Activity: Every record below is to be copied exactly, with its images omitted.
:: Provided data ::
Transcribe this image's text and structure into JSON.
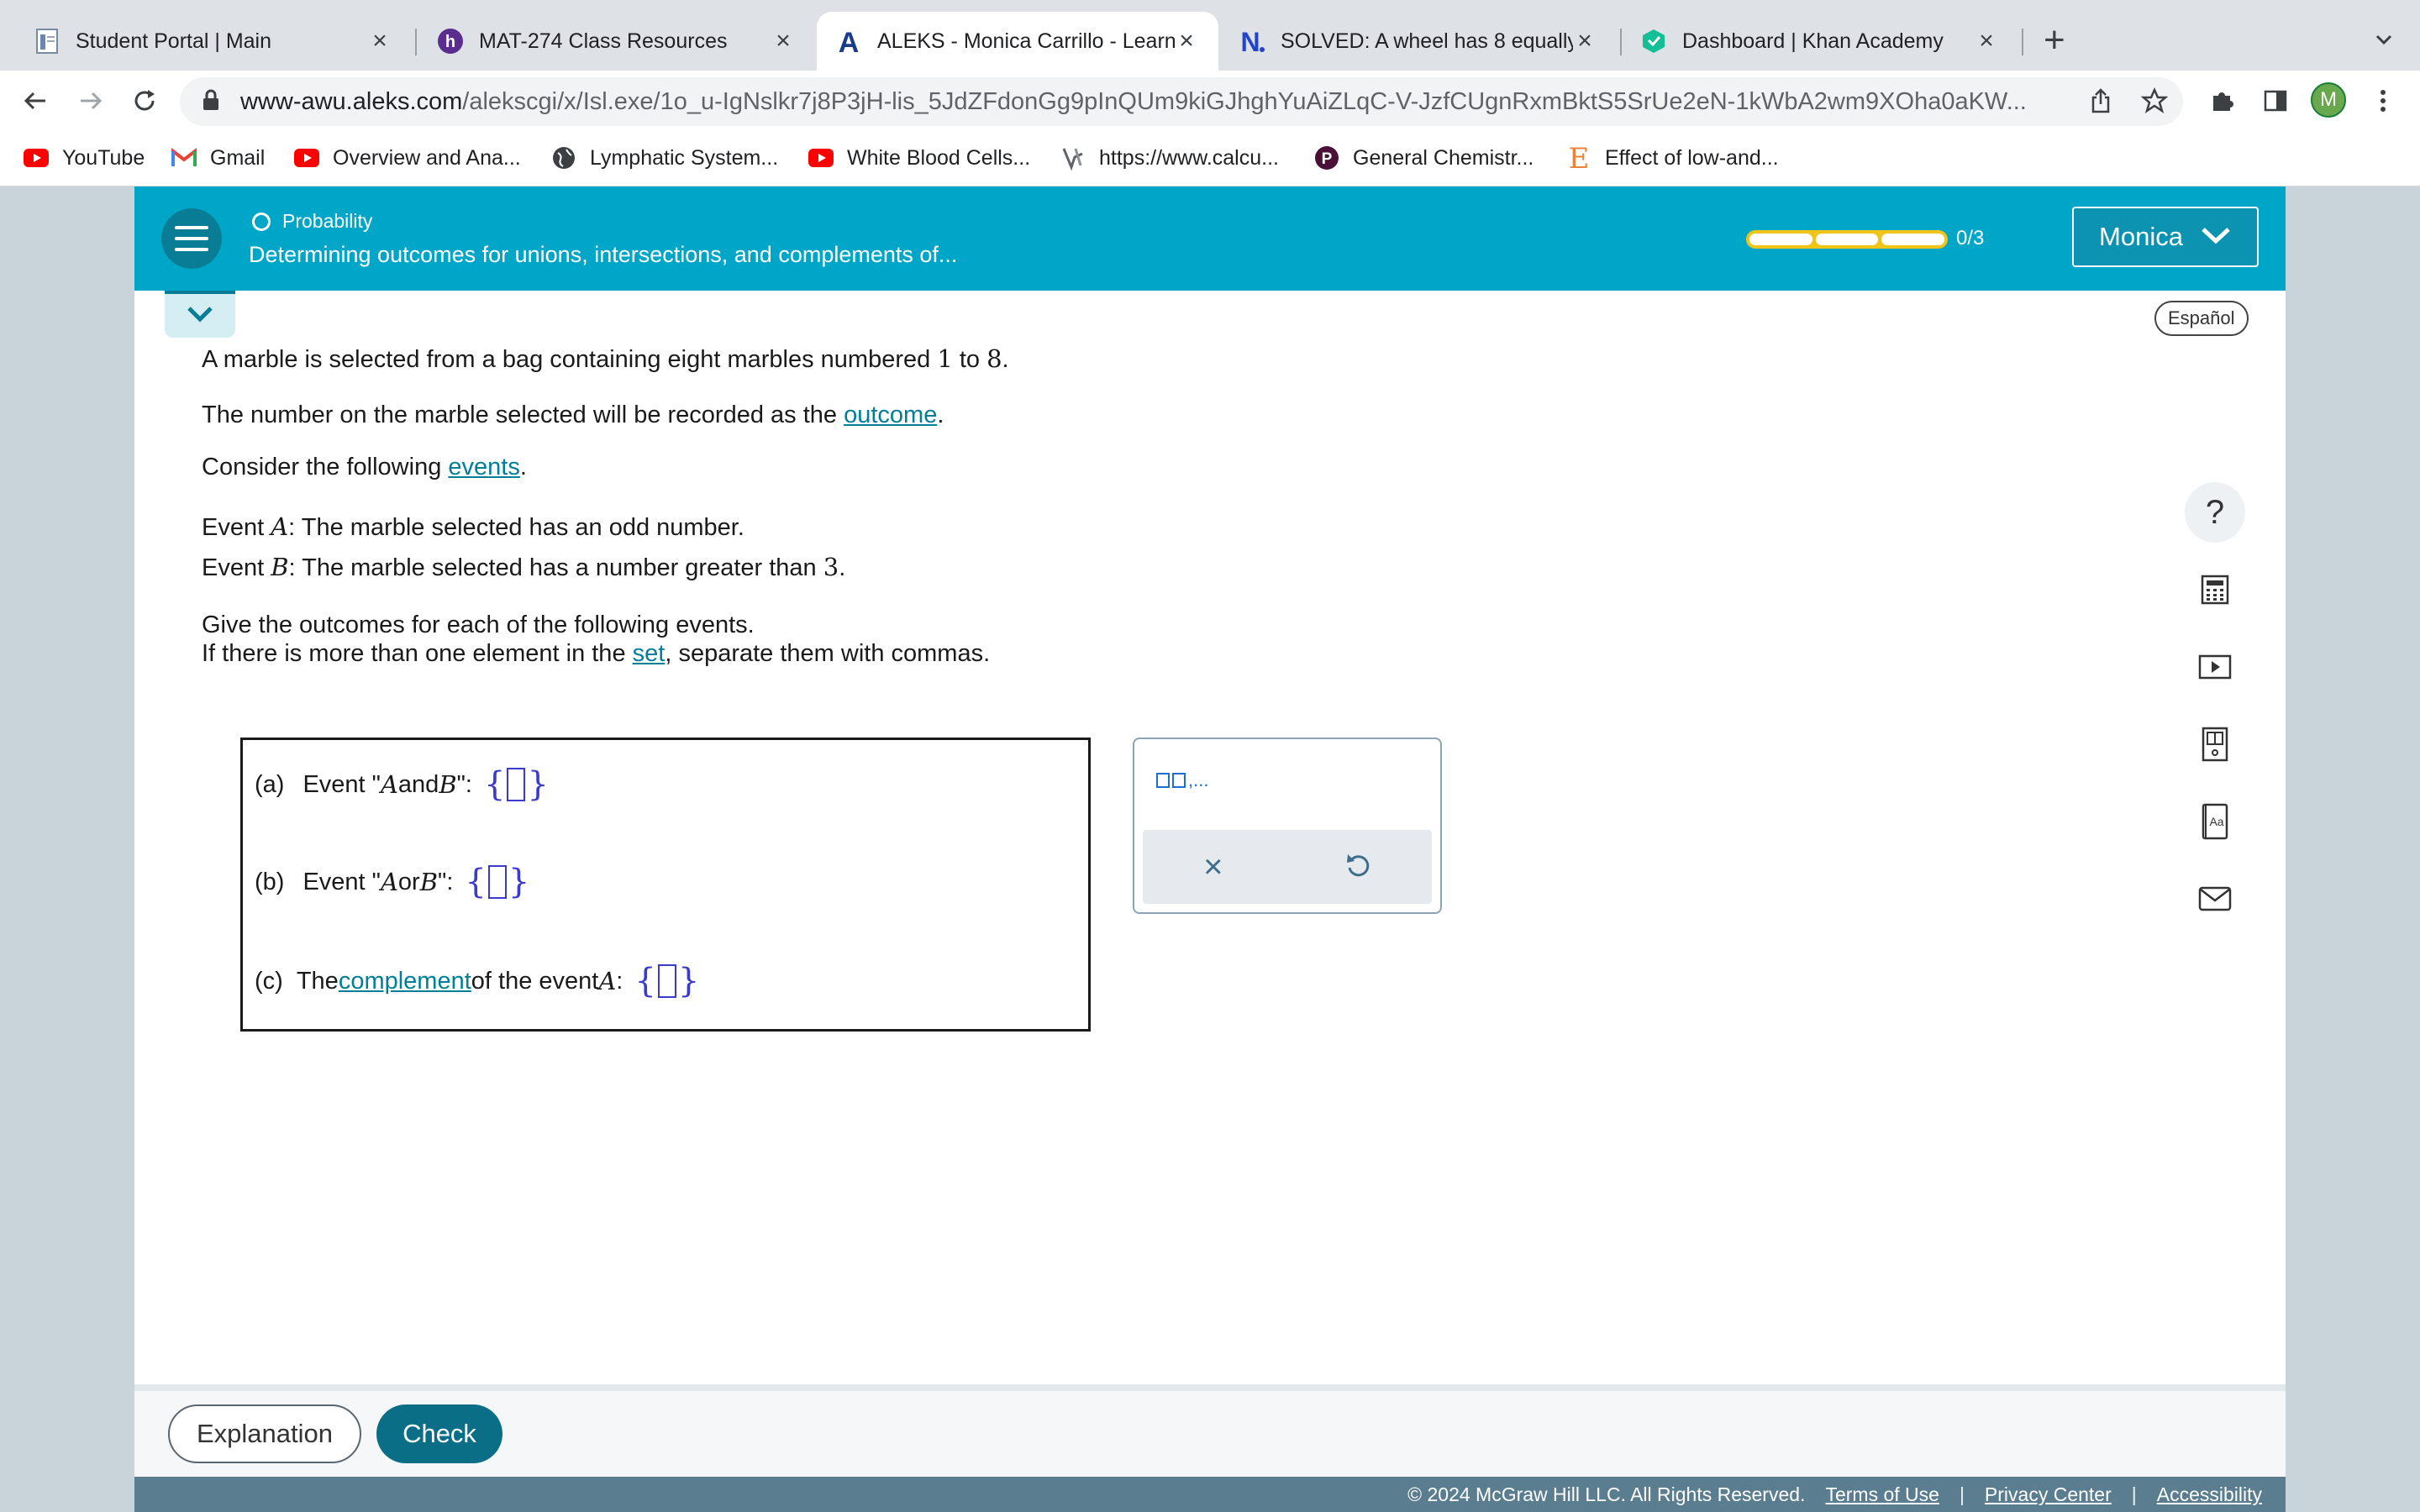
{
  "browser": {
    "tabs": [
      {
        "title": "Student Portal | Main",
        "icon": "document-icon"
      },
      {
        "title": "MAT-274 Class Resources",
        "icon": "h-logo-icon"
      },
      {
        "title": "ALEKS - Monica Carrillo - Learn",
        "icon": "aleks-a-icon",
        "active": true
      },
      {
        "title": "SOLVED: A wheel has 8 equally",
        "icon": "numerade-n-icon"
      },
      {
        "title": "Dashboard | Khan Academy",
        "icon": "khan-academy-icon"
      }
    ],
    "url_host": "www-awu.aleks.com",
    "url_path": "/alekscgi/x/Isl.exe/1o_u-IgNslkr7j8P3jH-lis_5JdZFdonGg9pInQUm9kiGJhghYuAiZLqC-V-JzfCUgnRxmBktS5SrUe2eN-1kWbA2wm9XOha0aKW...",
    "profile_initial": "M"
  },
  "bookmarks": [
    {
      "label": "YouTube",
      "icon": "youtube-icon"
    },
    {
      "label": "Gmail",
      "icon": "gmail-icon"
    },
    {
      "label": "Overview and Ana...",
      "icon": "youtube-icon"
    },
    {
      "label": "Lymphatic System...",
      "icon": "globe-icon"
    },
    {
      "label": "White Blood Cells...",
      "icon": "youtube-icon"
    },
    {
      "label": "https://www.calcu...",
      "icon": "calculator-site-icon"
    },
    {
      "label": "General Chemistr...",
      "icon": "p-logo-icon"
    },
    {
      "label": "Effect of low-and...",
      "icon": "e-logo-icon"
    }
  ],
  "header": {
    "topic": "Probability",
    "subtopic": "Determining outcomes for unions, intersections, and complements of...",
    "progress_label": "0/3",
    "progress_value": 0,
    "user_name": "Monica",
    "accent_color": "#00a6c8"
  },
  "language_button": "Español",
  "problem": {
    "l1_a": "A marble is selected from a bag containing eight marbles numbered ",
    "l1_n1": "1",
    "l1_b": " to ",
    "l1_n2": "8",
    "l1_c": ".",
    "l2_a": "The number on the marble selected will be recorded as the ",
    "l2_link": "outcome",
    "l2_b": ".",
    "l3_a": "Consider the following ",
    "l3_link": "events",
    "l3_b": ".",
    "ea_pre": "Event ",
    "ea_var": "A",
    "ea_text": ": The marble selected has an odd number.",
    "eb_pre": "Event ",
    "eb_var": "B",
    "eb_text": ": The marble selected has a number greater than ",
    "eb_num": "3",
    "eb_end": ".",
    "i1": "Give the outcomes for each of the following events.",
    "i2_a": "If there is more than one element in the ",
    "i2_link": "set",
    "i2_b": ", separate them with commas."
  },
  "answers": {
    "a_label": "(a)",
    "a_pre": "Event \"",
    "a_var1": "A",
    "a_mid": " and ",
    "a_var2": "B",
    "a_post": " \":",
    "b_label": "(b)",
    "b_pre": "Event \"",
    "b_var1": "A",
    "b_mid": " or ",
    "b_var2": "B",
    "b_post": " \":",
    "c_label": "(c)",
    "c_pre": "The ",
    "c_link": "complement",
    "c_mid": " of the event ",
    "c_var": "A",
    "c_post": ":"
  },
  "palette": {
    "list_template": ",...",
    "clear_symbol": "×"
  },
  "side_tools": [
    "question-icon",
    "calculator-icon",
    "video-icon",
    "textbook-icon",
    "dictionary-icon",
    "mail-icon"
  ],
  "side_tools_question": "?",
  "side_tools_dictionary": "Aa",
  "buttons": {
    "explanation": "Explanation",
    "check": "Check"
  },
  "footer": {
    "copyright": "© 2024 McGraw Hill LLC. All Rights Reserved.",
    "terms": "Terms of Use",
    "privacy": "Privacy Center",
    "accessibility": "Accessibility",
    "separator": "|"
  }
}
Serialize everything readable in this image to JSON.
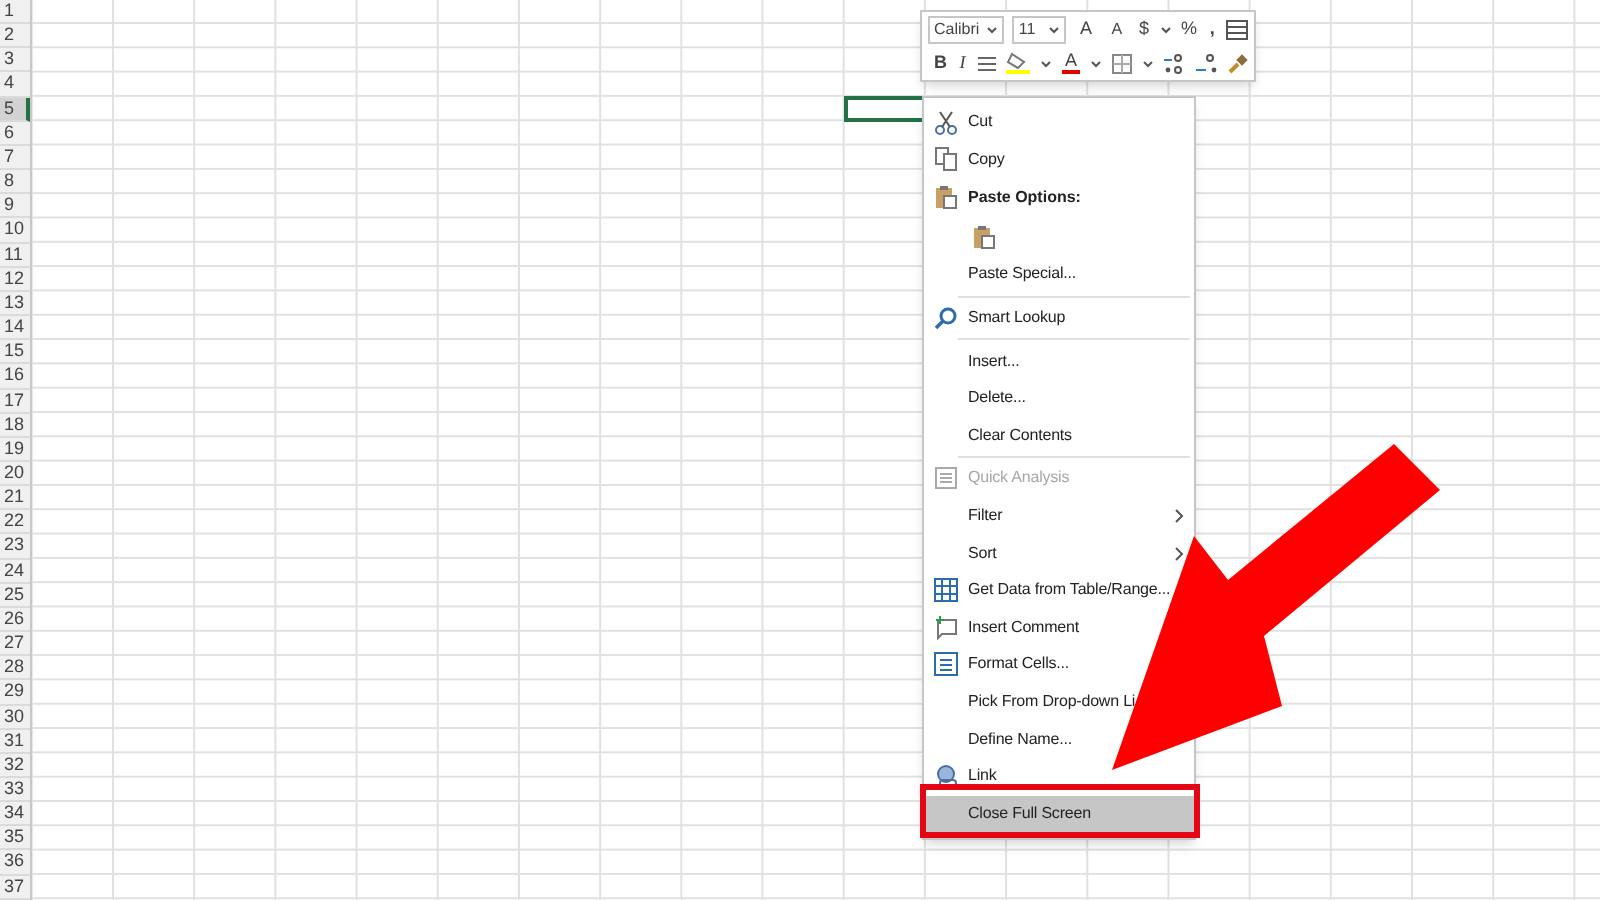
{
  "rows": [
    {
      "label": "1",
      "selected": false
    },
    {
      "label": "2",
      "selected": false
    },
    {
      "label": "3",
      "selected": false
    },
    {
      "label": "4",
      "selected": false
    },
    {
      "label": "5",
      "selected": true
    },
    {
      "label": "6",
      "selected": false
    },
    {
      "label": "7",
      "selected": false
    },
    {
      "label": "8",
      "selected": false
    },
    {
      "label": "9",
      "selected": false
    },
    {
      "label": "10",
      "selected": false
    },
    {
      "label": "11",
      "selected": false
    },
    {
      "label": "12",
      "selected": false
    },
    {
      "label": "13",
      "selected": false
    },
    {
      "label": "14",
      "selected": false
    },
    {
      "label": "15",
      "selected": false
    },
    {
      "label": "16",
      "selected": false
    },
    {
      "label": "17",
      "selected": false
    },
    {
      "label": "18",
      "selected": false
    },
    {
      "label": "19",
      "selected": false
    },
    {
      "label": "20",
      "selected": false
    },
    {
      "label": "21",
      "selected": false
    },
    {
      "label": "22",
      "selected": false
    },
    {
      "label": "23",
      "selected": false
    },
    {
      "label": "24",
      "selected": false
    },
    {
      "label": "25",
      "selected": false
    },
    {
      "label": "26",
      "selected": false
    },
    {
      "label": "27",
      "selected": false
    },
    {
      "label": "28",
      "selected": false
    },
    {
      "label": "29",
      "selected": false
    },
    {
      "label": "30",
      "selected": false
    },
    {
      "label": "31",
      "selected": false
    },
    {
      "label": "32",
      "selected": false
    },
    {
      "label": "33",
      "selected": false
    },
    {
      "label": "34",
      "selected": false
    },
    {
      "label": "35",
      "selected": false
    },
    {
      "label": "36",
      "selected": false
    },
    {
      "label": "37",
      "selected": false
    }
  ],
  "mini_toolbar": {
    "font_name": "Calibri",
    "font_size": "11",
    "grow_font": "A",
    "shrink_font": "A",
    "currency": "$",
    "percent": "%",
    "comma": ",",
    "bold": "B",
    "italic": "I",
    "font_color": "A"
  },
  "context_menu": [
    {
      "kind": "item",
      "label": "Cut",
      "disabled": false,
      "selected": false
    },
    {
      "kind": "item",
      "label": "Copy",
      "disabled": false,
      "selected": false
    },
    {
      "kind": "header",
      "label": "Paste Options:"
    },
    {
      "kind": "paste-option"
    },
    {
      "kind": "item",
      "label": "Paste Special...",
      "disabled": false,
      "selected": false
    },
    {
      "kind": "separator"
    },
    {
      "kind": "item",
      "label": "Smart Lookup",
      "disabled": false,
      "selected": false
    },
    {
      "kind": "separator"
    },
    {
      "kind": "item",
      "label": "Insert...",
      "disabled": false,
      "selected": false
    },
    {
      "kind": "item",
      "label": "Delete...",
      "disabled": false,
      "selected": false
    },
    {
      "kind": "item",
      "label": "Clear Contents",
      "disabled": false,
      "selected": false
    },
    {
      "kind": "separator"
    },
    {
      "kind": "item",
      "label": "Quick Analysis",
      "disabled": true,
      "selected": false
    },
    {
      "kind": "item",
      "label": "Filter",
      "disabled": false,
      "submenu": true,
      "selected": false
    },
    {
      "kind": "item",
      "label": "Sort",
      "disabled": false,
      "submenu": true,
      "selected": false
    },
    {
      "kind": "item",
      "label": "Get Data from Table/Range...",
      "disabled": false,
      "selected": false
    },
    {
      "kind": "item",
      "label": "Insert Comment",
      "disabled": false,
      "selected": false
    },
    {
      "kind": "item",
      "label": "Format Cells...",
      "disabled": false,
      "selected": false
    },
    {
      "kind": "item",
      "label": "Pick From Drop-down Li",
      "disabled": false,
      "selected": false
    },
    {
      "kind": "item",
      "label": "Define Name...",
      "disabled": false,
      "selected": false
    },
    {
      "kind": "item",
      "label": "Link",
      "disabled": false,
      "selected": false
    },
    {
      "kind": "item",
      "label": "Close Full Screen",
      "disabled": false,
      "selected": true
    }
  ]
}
:::
Answer below:
Transcribe this image's text and structure into JSON.
{
  "browser": {
    "tabs": [
      {
        "title": "Student Portal | Main",
        "icon": "document-icon"
      },
      {
        "title": "MAT-274 Class Resources",
        "icon": "h-logo-icon"
      },
      {
        "title": "ALEKS - Monica Carrillo - Learn",
        "icon": "aleks-a-icon",
        "active": true
      },
      {
        "title": "SOLVED: A wheel has 8 equally",
        "icon": "numerade-n-icon"
      },
      {
        "title": "Dashboard | Khan Academy",
        "icon": "khan-academy-icon"
      }
    ],
    "url_host": "www-awu.aleks.com",
    "url_path": "/alekscgi/x/Isl.exe/1o_u-IgNslkr7j8P3jH-lis_5JdZFdonGg9pInQUm9kiGJhghYuAiZLqC-V-JzfCUgnRxmBktS5SrUe2eN-1kWbA2wm9XOha0aKW...",
    "profile_initial": "M"
  },
  "bookmarks": [
    {
      "label": "YouTube",
      "icon": "youtube-icon"
    },
    {
      "label": "Gmail",
      "icon": "gmail-icon"
    },
    {
      "label": "Overview and Ana...",
      "icon": "youtube-icon"
    },
    {
      "label": "Lymphatic System...",
      "icon": "globe-icon"
    },
    {
      "label": "White Blood Cells...",
      "icon": "youtube-icon"
    },
    {
      "label": "https://www.calcu...",
      "icon": "calculator-site-icon"
    },
    {
      "label": "General Chemistr...",
      "icon": "p-logo-icon"
    },
    {
      "label": "Effect of low-and...",
      "icon": "e-logo-icon"
    }
  ],
  "header": {
    "topic": "Probability",
    "subtopic": "Determining outcomes for unions, intersections, and complements of...",
    "progress_label": "0/3",
    "progress_value": 0,
    "user_name": "Monica",
    "accent_color": "#00a6c8"
  },
  "language_button": "Español",
  "problem": {
    "l1_a": "A marble is selected from a bag containing eight marbles numbered ",
    "l1_n1": "1",
    "l1_b": " to ",
    "l1_n2": "8",
    "l1_c": ".",
    "l2_a": "The number on the marble selected will be recorded as the ",
    "l2_link": "outcome",
    "l2_b": ".",
    "l3_a": "Consider the following ",
    "l3_link": "events",
    "l3_b": ".",
    "ea_pre": "Event ",
    "ea_var": "A",
    "ea_text": ": The marble selected has an odd number.",
    "eb_pre": "Event ",
    "eb_var": "B",
    "eb_text": ": The marble selected has a number greater than ",
    "eb_num": "3",
    "eb_end": ".",
    "i1": "Give the outcomes for each of the following events.",
    "i2_a": "If there is more than one element in the ",
    "i2_link": "set",
    "i2_b": ", separate them with commas."
  },
  "answers": {
    "a_label": "(a)",
    "a_pre": "Event \"",
    "a_var1": "A",
    "a_mid": " and ",
    "a_var2": "B",
    "a_post": " \":",
    "b_label": "(b)",
    "b_pre": "Event \"",
    "b_var1": "A",
    "b_mid": " or ",
    "b_var2": "B",
    "b_post": " \":",
    "c_label": "(c)",
    "c_pre": "The ",
    "c_link": "complement",
    "c_mid": " of the event ",
    "c_var": "A",
    "c_post": ":"
  },
  "palette": {
    "list_template": ",...",
    "clear_symbol": "×"
  },
  "side_tools": [
    "question-icon",
    "calculator-icon",
    "video-icon",
    "textbook-icon",
    "dictionary-icon",
    "mail-icon"
  ],
  "side_tools_question": "?",
  "side_tools_dictionary": "Aa",
  "buttons": {
    "explanation": "Explanation",
    "check": "Check"
  },
  "footer": {
    "copyright": "© 2024 McGraw Hill LLC. All Rights Reserved.",
    "terms": "Terms of Use",
    "privacy": "Privacy Center",
    "accessibility": "Accessibility",
    "separator": "|"
  }
}
Serialize everything readable in this image to JSON.
{
  "rows": [
    {
      "label": "1",
      "selected": false
    },
    {
      "label": "2",
      "selected": false
    },
    {
      "label": "3",
      "selected": false
    },
    {
      "label": "4",
      "selected": false
    },
    {
      "label": "5",
      "selected": true
    },
    {
      "label": "6",
      "selected": false
    },
    {
      "label": "7",
      "selected": false
    },
    {
      "label": "8",
      "selected": false
    },
    {
      "label": "9",
      "selected": false
    },
    {
      "label": "10",
      "selected": false
    },
    {
      "label": "11",
      "selected": false
    },
    {
      "label": "12",
      "selected": false
    },
    {
      "label": "13",
      "selected": false
    },
    {
      "label": "14",
      "selected": false
    },
    {
      "label": "15",
      "selected": false
    },
    {
      "label": "16",
      "selected": false
    },
    {
      "label": "17",
      "selected": false
    },
    {
      "label": "18",
      "selected": false
    },
    {
      "label": "19",
      "selected": false
    },
    {
      "label": "20",
      "selected": false
    },
    {
      "label": "21",
      "selected": false
    },
    {
      "label": "22",
      "selected": false
    },
    {
      "label": "23",
      "selected": false
    },
    {
      "label": "24",
      "selected": false
    },
    {
      "label": "25",
      "selected": false
    },
    {
      "label": "26",
      "selected": false
    },
    {
      "label": "27",
      "selected": false
    },
    {
      "label": "28",
      "selected": false
    },
    {
      "label": "29",
      "selected": false
    },
    {
      "label": "30",
      "selected": false
    },
    {
      "label": "31",
      "selected": false
    },
    {
      "label": "32",
      "selected": false
    },
    {
      "label": "33",
      "selected": false
    },
    {
      "label": "34",
      "selected": false
    },
    {
      "label": "35",
      "selected": false
    },
    {
      "label": "36",
      "selected": false
    },
    {
      "label": "37",
      "selected": false
    }
  ],
  "mini_toolbar": {
    "font_name": "Calibri",
    "font_size": "11",
    "grow_font": "A",
    "shrink_font": "A",
    "currency": "$",
    "percent": "%",
    "comma": ",",
    "bold": "B",
    "italic": "I",
    "font_color": "A"
  },
  "context_menu": [
    {
      "kind": "item",
      "label": "Cut",
      "disabled": false,
      "selected": false
    },
    {
      "kind": "item",
      "label": "Copy",
      "disabled": false,
      "selected": false
    },
    {
      "kind": "header",
      "label": "Paste Options:"
    },
    {
      "kind": "paste-option"
    },
    {
      "kind": "item",
      "label": "Paste Special...",
      "disabled": false,
      "selected": false
    },
    {
      "kind": "separator"
    },
    {
      "kind": "item",
      "label": "Smart Lookup",
      "disabled": false,
      "selected": false
    },
    {
      "kind": "separator"
    },
    {
      "kind": "item",
      "label": "Insert...",
      "disabled": false,
      "selected": false
    },
    {
      "kind": "item",
      "label": "Delete...",
      "disabled": false,
      "selected": false
    },
    {
      "kind": "item",
      "label": "Clear Contents",
      "disabled": false,
      "selected": false
    },
    {
      "kind": "separator"
    },
    {
      "kind": "item",
      "label": "Quick Analysis",
      "disabled": true,
      "selected": false
    },
    {
      "kind": "item",
      "label": "Filter",
      "disabled": false,
      "submenu": true,
      "selected": false
    },
    {
      "kind": "item",
      "label": "Sort",
      "disabled": false,
      "submenu": true,
      "selected": false
    },
    {
      "kind": "item",
      "label": "Get Data from Table/Range...",
      "disabled": false,
      "selected": false
    },
    {
      "kind": "item",
      "label": "Insert Comment",
      "disabled": false,
      "selected": false
    },
    {
      "kind": "item",
      "label": "Format Cells...",
      "disabled": false,
      "selected": false
    },
    {
      "kind": "item",
      "label": "Pick From Drop-down Li",
      "disabled": false,
      "selected": false
    },
    {
      "kind": "item",
      "label": "Define Name...",
      "disabled": false,
      "selected": false
    },
    {
      "kind": "item",
      "label": "Link",
      "disabled": false,
      "selected": false
    },
    {
      "kind": "item",
      "label": "Close Full Screen",
      "disabled": false,
      "selected": true
    }
  ]
}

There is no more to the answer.